Exercise instructions:
Lines containing the string "this" are to be collected in full.

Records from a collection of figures

>> start

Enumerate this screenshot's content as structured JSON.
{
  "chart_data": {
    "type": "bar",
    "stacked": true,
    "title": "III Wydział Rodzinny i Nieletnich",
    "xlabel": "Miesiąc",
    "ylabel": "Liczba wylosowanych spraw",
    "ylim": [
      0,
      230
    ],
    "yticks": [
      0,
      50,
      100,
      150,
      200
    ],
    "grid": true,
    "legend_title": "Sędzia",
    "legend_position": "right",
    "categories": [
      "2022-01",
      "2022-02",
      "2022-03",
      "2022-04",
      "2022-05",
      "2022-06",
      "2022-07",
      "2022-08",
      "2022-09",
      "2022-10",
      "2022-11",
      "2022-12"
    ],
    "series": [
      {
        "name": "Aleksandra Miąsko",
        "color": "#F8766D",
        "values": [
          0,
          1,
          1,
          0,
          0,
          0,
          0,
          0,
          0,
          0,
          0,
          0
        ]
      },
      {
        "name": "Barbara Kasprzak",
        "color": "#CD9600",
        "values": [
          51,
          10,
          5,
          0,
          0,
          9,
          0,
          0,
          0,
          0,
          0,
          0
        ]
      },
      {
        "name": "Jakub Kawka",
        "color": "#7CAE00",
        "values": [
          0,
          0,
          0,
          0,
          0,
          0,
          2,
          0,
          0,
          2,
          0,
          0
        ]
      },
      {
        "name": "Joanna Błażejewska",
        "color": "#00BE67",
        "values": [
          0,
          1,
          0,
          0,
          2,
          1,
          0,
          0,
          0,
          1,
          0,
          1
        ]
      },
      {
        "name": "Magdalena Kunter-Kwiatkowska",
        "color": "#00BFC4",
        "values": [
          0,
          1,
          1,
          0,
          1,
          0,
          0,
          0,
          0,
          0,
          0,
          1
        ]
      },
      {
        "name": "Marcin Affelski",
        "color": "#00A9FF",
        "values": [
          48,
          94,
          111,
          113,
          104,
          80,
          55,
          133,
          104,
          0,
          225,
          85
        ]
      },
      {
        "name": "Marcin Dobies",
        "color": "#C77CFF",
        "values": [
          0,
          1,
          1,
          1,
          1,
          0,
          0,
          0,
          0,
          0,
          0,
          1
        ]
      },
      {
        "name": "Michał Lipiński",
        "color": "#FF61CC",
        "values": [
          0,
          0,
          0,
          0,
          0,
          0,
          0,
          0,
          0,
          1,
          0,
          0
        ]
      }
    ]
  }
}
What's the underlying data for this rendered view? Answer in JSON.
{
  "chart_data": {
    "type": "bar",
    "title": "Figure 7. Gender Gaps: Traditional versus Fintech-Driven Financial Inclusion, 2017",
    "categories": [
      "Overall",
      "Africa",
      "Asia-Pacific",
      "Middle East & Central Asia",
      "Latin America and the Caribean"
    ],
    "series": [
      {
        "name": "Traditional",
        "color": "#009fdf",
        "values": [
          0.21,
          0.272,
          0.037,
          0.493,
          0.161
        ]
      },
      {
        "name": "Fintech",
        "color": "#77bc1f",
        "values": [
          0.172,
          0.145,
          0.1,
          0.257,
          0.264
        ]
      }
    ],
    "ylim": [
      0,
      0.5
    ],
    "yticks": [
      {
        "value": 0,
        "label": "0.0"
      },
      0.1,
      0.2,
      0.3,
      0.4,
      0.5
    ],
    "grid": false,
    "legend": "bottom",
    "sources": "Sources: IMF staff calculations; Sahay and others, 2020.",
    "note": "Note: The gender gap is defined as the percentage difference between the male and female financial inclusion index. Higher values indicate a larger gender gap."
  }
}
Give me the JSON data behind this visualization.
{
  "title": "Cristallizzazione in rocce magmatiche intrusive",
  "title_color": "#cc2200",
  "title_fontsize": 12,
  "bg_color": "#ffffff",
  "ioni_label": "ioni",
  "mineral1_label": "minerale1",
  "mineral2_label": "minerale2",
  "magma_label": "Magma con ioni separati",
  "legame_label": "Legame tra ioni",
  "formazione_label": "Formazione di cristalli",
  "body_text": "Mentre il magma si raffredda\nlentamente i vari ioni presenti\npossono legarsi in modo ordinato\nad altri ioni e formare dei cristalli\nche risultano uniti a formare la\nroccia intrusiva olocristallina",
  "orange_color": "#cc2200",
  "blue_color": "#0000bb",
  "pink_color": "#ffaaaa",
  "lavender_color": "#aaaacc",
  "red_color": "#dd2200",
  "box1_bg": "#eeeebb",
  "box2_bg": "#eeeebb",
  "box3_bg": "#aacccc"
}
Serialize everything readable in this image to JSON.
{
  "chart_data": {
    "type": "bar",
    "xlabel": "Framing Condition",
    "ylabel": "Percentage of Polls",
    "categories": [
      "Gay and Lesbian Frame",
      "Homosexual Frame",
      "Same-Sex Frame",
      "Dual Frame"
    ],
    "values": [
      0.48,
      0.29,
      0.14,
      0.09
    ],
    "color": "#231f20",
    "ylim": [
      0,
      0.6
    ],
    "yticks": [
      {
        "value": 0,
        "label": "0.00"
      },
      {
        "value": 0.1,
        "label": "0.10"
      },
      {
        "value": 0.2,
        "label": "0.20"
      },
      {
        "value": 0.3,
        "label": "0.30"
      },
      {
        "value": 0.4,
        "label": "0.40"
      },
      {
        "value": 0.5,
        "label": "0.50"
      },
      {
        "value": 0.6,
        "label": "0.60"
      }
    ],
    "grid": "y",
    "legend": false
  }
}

>> end

Final answer:
Enumerate this screenshot's content as structured JSON.
What's the underlying data for this rendered view? Answer in JSON.
Give me the JSON data behind this visualization.
Serialize everything readable in this image to JSON.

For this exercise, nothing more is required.